◆ Instructions for the task:
Pull out all lines from the listing below in which the word "MODIS" appears.
_ _ _ _
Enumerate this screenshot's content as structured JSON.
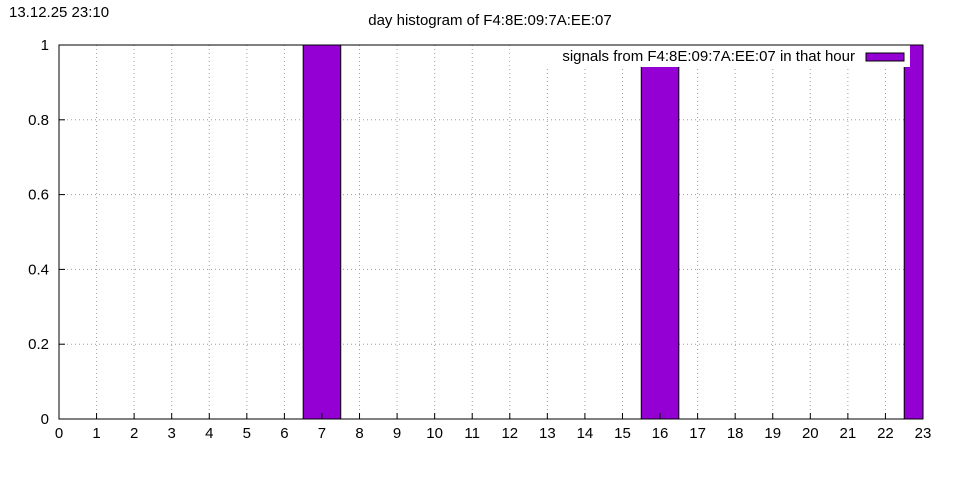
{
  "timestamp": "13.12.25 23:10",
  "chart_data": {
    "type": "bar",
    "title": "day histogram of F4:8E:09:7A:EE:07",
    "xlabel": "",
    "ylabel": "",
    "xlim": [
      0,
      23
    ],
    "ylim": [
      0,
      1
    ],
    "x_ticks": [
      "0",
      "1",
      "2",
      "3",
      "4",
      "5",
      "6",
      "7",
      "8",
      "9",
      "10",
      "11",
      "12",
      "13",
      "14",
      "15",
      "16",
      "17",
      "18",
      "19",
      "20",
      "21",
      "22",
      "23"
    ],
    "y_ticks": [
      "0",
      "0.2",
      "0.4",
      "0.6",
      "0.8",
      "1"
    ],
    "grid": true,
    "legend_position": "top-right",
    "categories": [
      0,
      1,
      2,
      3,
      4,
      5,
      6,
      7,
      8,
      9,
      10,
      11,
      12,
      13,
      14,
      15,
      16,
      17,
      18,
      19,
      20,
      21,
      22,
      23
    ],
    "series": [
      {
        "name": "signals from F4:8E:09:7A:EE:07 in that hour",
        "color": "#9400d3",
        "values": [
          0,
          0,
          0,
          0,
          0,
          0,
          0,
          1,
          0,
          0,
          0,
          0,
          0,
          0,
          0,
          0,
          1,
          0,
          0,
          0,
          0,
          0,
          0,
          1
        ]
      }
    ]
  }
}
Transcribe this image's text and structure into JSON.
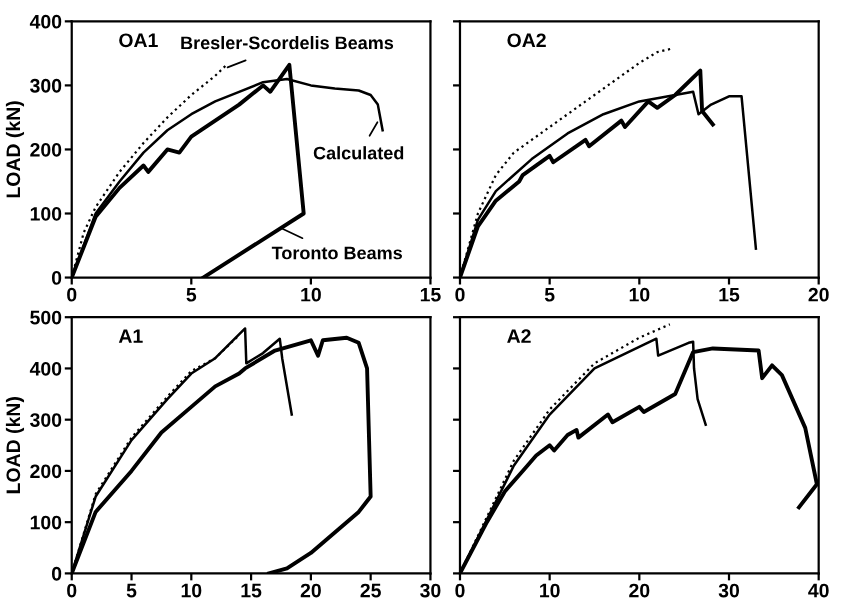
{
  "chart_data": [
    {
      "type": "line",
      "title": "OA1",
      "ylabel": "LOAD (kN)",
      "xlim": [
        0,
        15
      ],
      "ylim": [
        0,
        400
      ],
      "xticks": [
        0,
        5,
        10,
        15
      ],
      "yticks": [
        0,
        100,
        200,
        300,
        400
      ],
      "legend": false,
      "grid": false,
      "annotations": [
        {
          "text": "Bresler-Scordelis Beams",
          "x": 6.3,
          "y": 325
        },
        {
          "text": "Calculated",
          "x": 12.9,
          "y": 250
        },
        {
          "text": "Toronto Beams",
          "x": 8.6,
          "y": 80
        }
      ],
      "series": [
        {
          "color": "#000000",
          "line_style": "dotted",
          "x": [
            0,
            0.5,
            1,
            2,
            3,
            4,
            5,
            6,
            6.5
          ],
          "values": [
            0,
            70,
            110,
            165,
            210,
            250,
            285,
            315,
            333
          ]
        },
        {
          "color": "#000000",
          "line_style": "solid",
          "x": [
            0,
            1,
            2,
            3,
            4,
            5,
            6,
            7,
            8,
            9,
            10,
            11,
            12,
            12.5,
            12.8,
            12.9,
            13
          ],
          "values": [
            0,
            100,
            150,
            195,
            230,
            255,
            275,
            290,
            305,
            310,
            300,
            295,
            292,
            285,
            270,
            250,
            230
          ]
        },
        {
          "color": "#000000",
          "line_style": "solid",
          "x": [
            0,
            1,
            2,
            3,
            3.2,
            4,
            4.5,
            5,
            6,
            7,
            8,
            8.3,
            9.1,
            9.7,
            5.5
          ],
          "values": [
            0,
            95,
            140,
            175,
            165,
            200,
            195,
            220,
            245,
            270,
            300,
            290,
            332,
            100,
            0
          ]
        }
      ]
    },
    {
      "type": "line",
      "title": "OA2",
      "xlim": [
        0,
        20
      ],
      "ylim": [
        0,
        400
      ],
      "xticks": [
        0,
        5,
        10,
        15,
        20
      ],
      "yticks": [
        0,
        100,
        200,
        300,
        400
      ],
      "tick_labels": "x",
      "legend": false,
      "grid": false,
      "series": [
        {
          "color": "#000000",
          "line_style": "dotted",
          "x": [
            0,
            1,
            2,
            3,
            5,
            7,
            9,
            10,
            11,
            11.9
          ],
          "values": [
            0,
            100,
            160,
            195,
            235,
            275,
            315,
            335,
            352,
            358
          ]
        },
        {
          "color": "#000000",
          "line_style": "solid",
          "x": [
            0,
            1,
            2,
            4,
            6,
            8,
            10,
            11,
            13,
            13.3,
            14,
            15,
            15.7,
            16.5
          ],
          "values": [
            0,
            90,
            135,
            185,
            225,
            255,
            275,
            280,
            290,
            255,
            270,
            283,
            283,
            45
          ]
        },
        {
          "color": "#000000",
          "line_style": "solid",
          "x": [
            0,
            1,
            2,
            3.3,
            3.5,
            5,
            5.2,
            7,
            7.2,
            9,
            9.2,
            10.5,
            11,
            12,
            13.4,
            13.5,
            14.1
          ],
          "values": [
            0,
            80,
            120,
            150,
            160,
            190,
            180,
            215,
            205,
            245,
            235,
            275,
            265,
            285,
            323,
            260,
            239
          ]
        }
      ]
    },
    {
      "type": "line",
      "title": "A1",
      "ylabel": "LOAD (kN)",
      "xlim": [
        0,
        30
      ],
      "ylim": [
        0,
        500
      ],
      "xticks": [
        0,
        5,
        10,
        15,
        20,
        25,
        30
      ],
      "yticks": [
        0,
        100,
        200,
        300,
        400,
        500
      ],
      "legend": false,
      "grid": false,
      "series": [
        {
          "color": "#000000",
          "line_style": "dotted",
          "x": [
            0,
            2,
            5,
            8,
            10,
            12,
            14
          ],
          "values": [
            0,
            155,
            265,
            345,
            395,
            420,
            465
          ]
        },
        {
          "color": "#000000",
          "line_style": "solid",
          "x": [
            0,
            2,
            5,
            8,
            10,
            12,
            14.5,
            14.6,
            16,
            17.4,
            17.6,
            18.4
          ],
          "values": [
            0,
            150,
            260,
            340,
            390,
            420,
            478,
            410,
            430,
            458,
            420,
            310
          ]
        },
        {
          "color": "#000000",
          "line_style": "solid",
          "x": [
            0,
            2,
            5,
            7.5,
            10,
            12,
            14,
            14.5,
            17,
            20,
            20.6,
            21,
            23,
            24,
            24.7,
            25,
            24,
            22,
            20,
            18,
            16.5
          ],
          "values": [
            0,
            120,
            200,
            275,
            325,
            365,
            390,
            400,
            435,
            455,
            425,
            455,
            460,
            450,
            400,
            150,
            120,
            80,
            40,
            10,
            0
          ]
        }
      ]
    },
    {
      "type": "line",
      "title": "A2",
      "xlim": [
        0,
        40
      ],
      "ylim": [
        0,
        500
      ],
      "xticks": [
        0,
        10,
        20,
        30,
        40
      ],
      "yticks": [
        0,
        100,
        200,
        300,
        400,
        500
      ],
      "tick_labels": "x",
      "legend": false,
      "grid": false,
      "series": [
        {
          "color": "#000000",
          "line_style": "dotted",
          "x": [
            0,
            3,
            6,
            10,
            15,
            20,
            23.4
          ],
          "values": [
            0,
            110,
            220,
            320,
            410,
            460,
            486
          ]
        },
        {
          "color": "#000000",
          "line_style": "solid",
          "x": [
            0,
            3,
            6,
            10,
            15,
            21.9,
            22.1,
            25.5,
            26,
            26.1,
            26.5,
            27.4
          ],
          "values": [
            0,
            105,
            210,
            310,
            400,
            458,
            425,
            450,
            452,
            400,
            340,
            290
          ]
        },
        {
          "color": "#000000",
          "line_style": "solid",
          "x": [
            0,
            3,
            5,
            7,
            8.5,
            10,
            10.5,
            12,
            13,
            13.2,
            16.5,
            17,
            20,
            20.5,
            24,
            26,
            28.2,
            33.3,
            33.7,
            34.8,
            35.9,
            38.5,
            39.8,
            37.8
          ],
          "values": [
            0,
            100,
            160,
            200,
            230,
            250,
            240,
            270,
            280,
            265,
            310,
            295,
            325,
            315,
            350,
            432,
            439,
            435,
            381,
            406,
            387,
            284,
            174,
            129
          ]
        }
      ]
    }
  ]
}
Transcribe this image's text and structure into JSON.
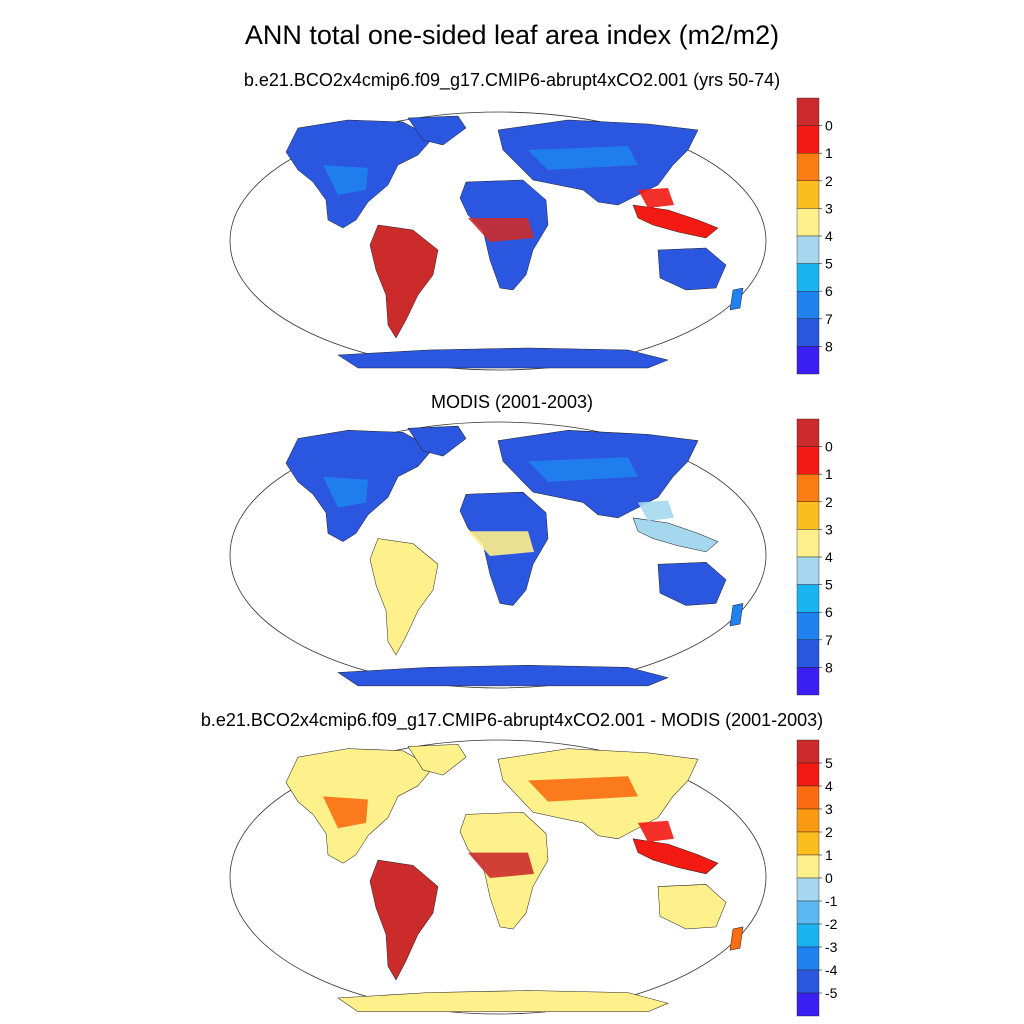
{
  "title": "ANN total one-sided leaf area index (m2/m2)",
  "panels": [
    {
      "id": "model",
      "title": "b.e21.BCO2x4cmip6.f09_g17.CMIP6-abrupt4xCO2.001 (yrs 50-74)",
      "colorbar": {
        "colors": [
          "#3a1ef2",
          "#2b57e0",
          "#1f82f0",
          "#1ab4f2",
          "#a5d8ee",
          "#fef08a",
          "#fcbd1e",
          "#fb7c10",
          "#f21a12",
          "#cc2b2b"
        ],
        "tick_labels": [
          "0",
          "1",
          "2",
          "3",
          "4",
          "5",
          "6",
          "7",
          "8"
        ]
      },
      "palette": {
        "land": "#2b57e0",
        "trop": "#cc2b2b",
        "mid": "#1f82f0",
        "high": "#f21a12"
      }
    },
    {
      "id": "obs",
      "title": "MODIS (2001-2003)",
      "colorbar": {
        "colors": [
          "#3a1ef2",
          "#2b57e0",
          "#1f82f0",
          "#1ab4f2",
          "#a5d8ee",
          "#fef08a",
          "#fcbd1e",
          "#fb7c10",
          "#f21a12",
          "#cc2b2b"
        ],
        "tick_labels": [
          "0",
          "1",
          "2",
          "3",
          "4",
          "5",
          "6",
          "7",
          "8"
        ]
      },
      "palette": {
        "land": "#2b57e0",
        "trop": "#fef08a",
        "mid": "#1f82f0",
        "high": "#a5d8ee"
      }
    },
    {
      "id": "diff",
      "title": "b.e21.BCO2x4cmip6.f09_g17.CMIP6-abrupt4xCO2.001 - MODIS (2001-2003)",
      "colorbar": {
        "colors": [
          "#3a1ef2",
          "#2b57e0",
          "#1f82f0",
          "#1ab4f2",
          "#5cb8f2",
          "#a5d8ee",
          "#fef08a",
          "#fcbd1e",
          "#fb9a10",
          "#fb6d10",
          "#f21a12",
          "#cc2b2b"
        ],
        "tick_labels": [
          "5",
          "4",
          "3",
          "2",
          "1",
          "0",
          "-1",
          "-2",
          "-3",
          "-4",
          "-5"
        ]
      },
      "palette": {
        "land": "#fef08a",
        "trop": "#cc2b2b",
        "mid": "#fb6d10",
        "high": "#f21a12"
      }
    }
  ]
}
_ _ _ _
◆ Solved problem:
      "title": "MODIS (2001-2003)",
      "title": "b.e21.BCO2x4cmip6.f09_g17.CMIP6-abrupt4xCO2.001 - MODIS (2001-2003)",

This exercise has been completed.